### AIM
Word for word, quote all of the material, omitting the pictures.

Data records
········
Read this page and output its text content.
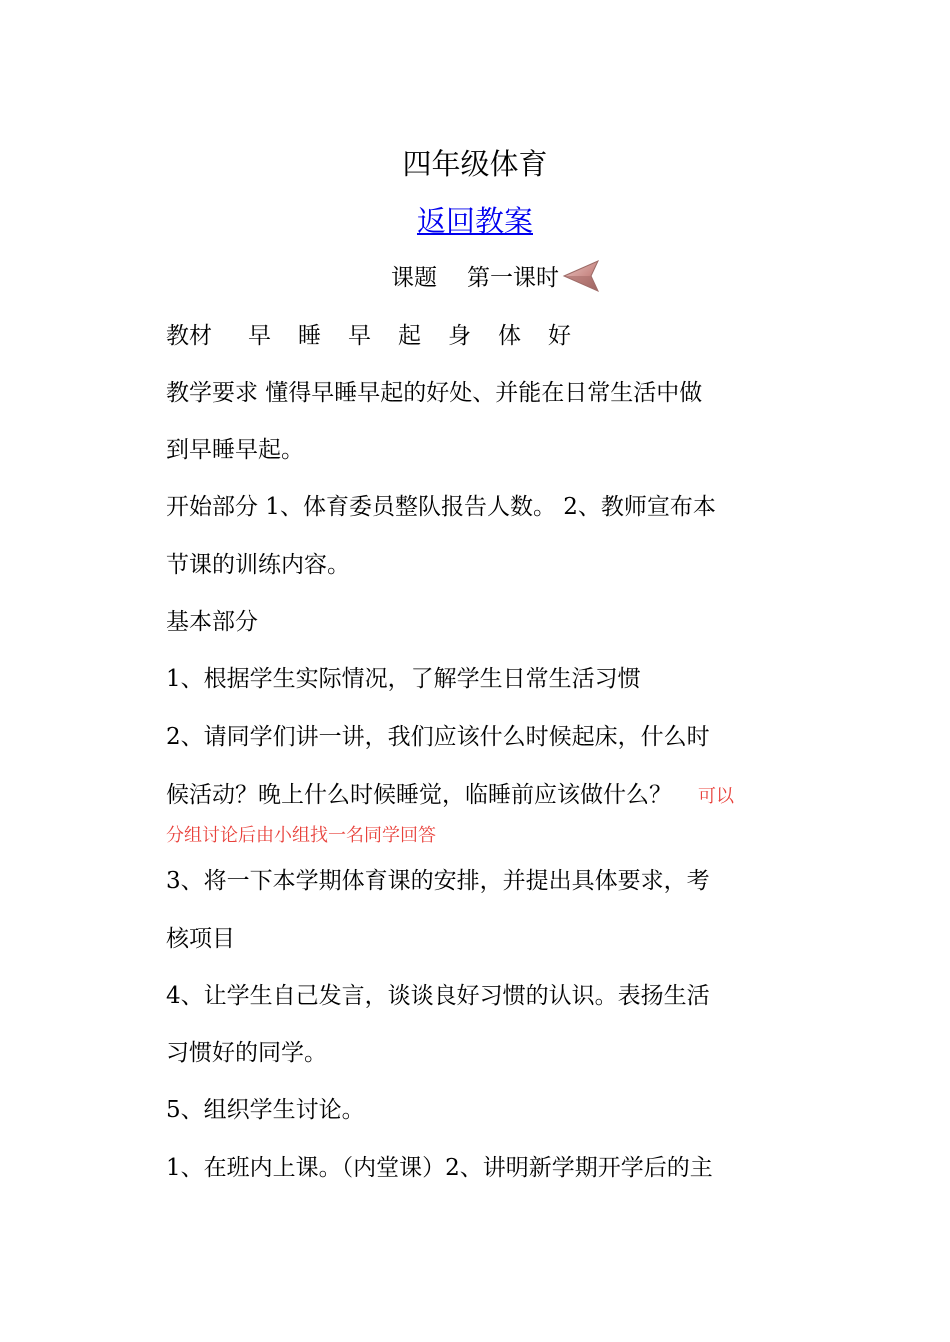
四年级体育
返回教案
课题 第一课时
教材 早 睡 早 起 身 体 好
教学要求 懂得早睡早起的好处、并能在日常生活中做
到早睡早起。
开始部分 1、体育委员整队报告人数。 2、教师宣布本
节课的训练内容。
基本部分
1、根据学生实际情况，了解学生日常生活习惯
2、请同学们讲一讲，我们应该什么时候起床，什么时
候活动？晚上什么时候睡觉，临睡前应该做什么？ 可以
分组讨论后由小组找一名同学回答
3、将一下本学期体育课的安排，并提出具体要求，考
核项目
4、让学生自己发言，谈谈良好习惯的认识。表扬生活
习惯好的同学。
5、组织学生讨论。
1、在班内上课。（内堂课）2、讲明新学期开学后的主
········
### SOLUTION TO THE PROBLEM
Read this page and output its text content.
四年级体育
返回教案
课题 第一课时
教材 早 睡 早 起 身 体 好
教学要求 懂得早睡早起的好处、并能在日常生活中做
到早睡早起。
开始部分 1、体育委员整队报告人数。 2、教师宣布本
节课的训练内容。
基本部分
1、根据学生实际情况，了解学生日常生活习惯
2、请同学们讲一讲，我们应该什么时候起床，什么时
候活动？晚上什么时候睡觉，临睡前应该做什么？ 可以
分组讨论后由小组找一名同学回答
3、将一下本学期体育课的安排，并提出具体要求，考
核项目
4、让学生自己发言，谈谈良好习惯的认识。表扬生活
习惯好的同学。
5、组织学生讨论。
1、在班内上课。（内堂课）2、讲明新学期开学后的主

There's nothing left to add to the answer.